Travail à faire: Recopiez à l'identique chacune des lignes des données ci-dessous, de la première à la dernière.

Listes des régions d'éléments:
######

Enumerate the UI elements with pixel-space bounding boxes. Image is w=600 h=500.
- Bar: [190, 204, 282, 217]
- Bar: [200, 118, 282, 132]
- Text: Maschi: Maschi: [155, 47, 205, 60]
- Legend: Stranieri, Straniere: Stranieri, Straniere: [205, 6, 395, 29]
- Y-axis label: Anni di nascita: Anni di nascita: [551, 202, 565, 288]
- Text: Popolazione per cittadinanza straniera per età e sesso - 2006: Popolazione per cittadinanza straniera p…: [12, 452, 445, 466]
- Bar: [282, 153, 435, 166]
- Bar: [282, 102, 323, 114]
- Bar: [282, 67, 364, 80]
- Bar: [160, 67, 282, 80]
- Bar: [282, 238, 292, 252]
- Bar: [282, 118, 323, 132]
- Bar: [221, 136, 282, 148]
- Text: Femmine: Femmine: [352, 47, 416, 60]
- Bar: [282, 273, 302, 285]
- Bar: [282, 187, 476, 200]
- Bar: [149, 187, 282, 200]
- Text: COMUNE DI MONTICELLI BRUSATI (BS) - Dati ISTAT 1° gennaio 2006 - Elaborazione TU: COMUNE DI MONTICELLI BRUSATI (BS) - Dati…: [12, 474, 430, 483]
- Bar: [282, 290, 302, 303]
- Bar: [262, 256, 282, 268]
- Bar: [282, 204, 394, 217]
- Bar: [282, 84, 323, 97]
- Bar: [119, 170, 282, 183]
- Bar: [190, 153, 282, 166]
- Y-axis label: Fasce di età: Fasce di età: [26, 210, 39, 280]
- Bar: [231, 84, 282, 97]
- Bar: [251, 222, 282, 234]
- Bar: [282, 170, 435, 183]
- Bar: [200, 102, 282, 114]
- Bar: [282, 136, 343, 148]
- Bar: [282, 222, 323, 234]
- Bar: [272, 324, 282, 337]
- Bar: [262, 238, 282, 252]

######

Résultat de l'exercice:
Enumerate the UI elements with pixel-space bounding boxes. Image is w=600 h=500.
- Bar: [190, 204, 282, 217]
- Bar: [200, 118, 282, 132]
- Text: Maschi: Maschi: [155, 47, 205, 60]
- Legend: Stranieri, Straniere: Stranieri, Straniere: [205, 6, 395, 29]
- Y-axis label: Anni di nascita: Anni di nascita: [551, 202, 565, 288]
- Text: Popolazione per cittadinanza straniera per età e sesso - 2006: Popolazione per cittadinanza straniera p…: [12, 452, 445, 466]
- Bar: [282, 153, 435, 166]
- Bar: [282, 102, 323, 114]
- Bar: [282, 67, 364, 80]
- Bar: [160, 67, 282, 80]
- Bar: [282, 238, 292, 252]
- Bar: [282, 118, 323, 132]
- Bar: [221, 136, 282, 148]
- Text: Femmine: Femmine: [352, 47, 416, 60]
- Bar: [282, 273, 302, 285]
- Bar: [282, 187, 476, 200]
- Bar: [149, 187, 282, 200]
- Text: COMUNE DI MONTICELLI BRUSATI (BS) - Dati ISTAT 1° gennaio 2006 - Elaborazione TU: COMUNE DI MONTICELLI BRUSATI (BS) - Dati…: [12, 474, 430, 483]
- Bar: [282, 290, 302, 303]
- Bar: [262, 256, 282, 268]
- Bar: [282, 204, 394, 217]
- Bar: [282, 84, 323, 97]
- Bar: [119, 170, 282, 183]
- Bar: [190, 153, 282, 166]
- Y-axis label: Fasce di età: Fasce di età: [26, 210, 39, 280]
- Bar: [231, 84, 282, 97]
- Bar: [251, 222, 282, 234]
- Bar: [282, 170, 435, 183]
- Bar: [200, 102, 282, 114]
- Bar: [282, 136, 343, 148]
- Bar: [282, 222, 323, 234]
- Bar: [272, 324, 282, 337]
- Bar: [262, 238, 282, 252]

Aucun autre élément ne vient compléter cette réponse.